■ TASK DETAILS ■
Check every line below for the word "this" and copy the ones that have it.

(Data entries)
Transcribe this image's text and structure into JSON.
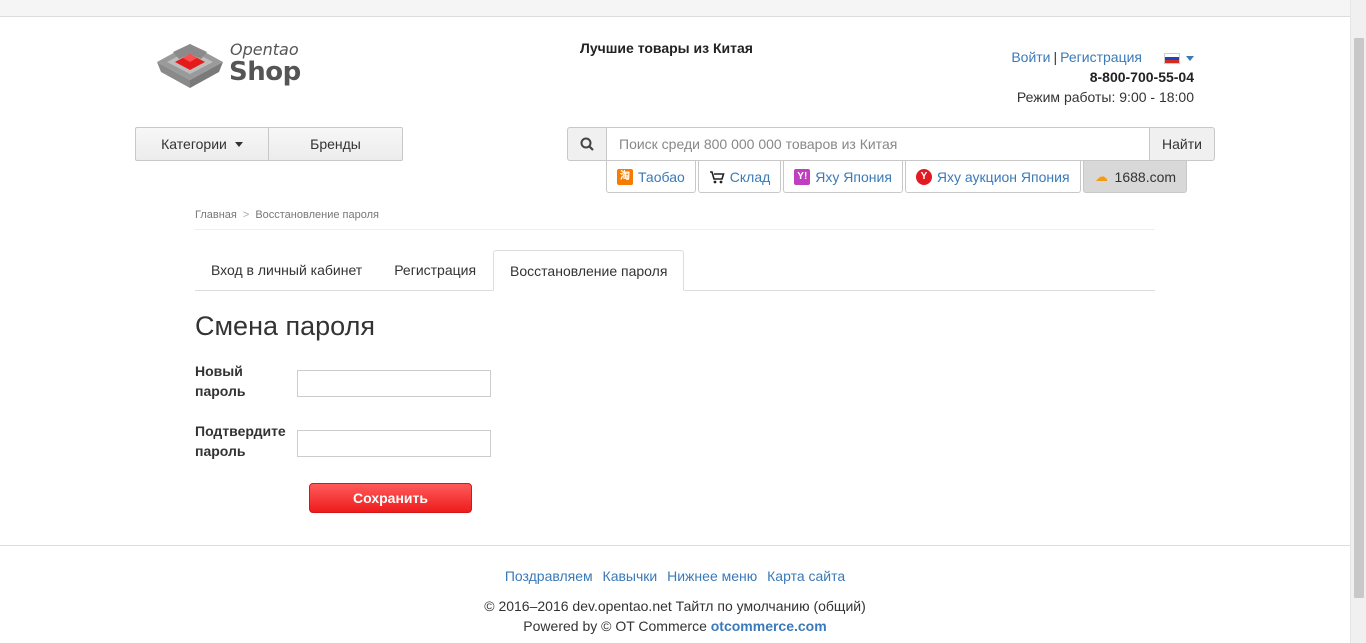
{
  "header": {
    "slogan": "Лучшие товары из Китая",
    "login": "Войти",
    "separator": "|",
    "register": "Регистрация",
    "phone": "8-800-700-55-04",
    "hours": "Режим работы: 9:00 - 18:00",
    "logo": {
      "line1": "Opentao",
      "line2": "Shop"
    }
  },
  "catbar": {
    "categories": "Категории",
    "brands": "Бренды"
  },
  "search": {
    "placeholder": "Поиск среди 800 000 000 товаров из Китая",
    "button": "Найти"
  },
  "providers": [
    {
      "label": "Таобао",
      "icon": "taobao-icon",
      "color": "#f57c00"
    },
    {
      "label": "Склад",
      "icon": "cart-icon",
      "color": "#222222"
    },
    {
      "label": "Яху Япония",
      "icon": "yahoo-icon",
      "color": "#c03fbf"
    },
    {
      "label": "Яху аукцион Япония",
      "icon": "yahoo-auction-icon",
      "color": "#e21b22"
    },
    {
      "label": "1688.com",
      "icon": "1688-icon",
      "color": "#f39c12"
    }
  ],
  "breadcrumb": {
    "home": "Главная",
    "sep": ">",
    "current": "Восстановление пароля"
  },
  "tabs": [
    {
      "label": "Вход в личный кабинет"
    },
    {
      "label": "Регистрация"
    },
    {
      "label": "Восстановление пароля"
    }
  ],
  "form": {
    "title": "Смена пароля",
    "new_password_label": "Новый пароль",
    "confirm_label": "Подтвердите пароль",
    "save": "Сохранить"
  },
  "footer": {
    "links": [
      "Поздравляем",
      "Кавычки",
      "Нижнее меню",
      "Карта сайта"
    ],
    "copyright": "© 2016–2016 dev.opentao.net Тайтл по умолчанию (общий)",
    "powered_prefix": "Powered by © OT Commerce",
    "powered_link": "otcommerce.com"
  },
  "colors": {
    "accent": "#3a7ab8",
    "save_button": "#ee1c1c"
  }
}
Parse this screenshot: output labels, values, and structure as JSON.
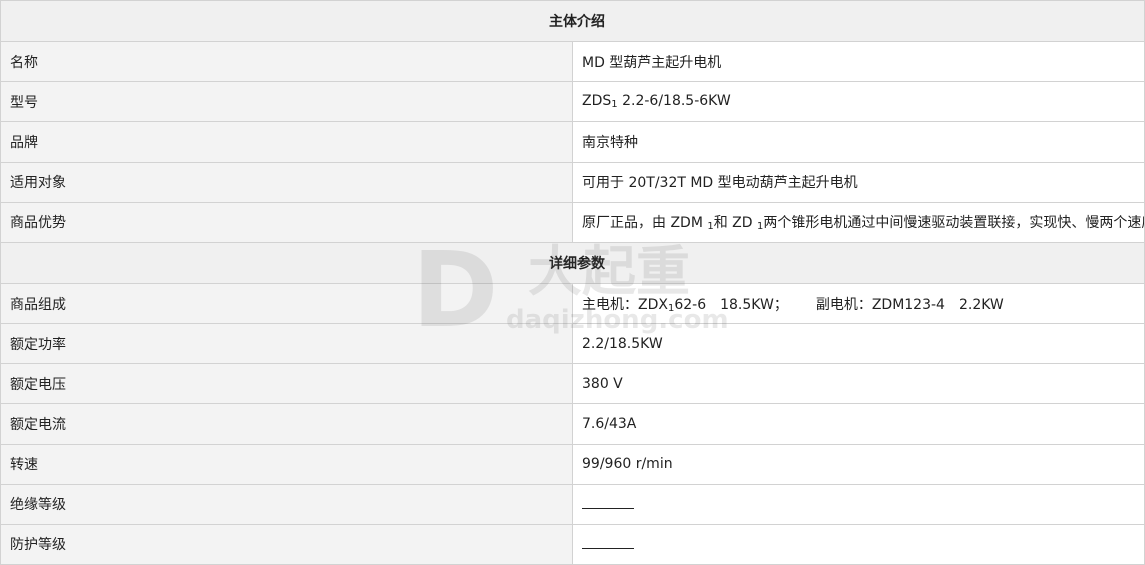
{
  "sections": {
    "intro_title": "主体介绍",
    "detail_title": "详细参数"
  },
  "intro": [
    {
      "label": "名称",
      "value": "MD 型葫芦主起升电机"
    },
    {
      "label": "型号",
      "value_parts": [
        "ZDS",
        "1",
        " 2.2-6/18.5-6KW"
      ]
    },
    {
      "label": "品牌",
      "value": "南京特种"
    },
    {
      "label": "适用对象",
      "value": "可用于 20T/32T MD 型电动葫芦主起升电机"
    },
    {
      "label": "商品优势",
      "value_parts": [
        "原厂正品，由 ZDM ",
        "1",
        "和 ZD ",
        "1",
        "两个锥形电机通过中间慢速驱动装置联接，实现快、慢两个速度。"
      ]
    }
  ],
  "detail": [
    {
      "label": "商品组成",
      "value_parts": [
        "主电机：ZDX",
        "1",
        "62-6　18.5KW；",
        "副电机：ZDM123-4　2.2KW"
      ]
    },
    {
      "label": "额定功率",
      "value": "2.2/18.5KW"
    },
    {
      "label": "额定电压",
      "value": "380 V"
    },
    {
      "label": "额定电流",
      "value": "7.6/43A"
    },
    {
      "label": "转速",
      "value": "99/960 r/min"
    },
    {
      "label": "绝缘等级",
      "value": ""
    },
    {
      "label": "防护等级",
      "value": ""
    }
  ],
  "watermark": {
    "brand": "大起重",
    "domain": "daqizhong.com",
    "logo_letter": "D"
  }
}
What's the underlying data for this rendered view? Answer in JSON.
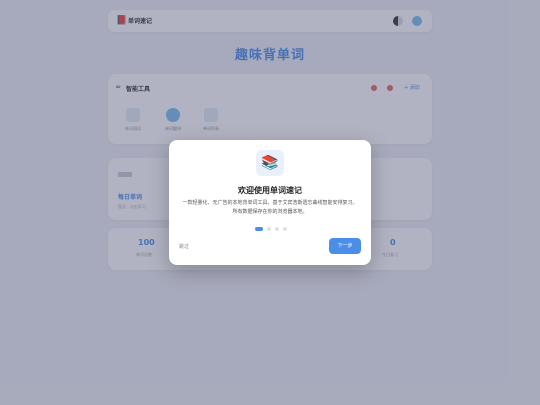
{
  "app": {
    "brand_name": "单词速记",
    "hero_title": "趣味背单词"
  },
  "tools": {
    "title": "智能工具",
    "link": "+ 添加",
    "items": [
      {
        "label": "单词测试"
      },
      {
        "label": "单词翻译"
      },
      {
        "label": "单词列表"
      }
    ]
  },
  "word": {
    "text": "每日单词",
    "sub": "暂无 · 点击学习"
  },
  "stats": [
    {
      "value": "100",
      "label": "单词总数"
    },
    {
      "value": "0",
      "label": "今日复习"
    }
  ],
  "modal": {
    "title": "欢迎使用单词速记",
    "description": "一款轻量化、无广告的本地背单词工具，基于艾宾浩斯遗忘曲线智能安排复习。所有数据保存在你的浏览器本地。",
    "skip_label": "跳过",
    "next_label": "下一步",
    "page_index": 1,
    "page_count": 4
  },
  "colors": {
    "accent": "#4b8ee8",
    "overlay": "#464b6e"
  }
}
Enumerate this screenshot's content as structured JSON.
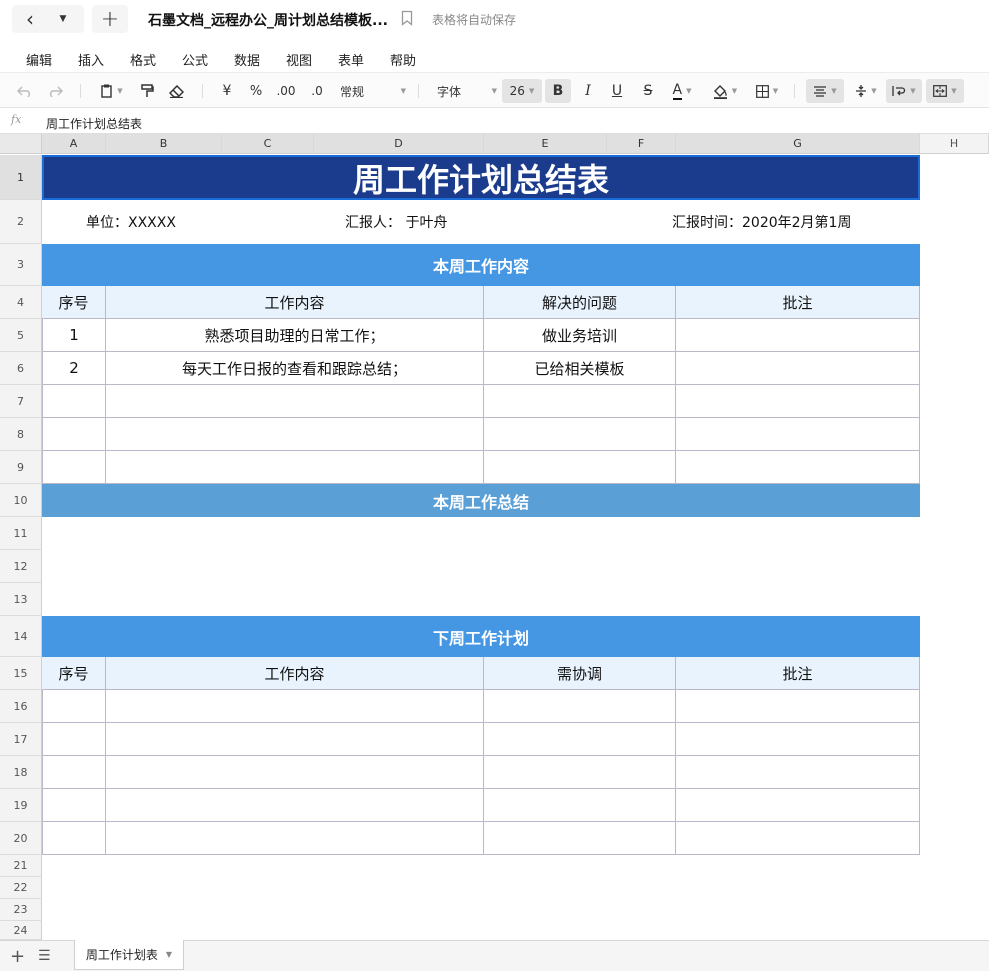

■ SOLUTION BELOW ■
Transcribe this image's text and structure into JSON.
Parse this screenshot: output labels, values, and structure as JSON.
What's the underlying data for this rendered view? Answer in JSON.
Enumerate this screenshot's content as structured JSON.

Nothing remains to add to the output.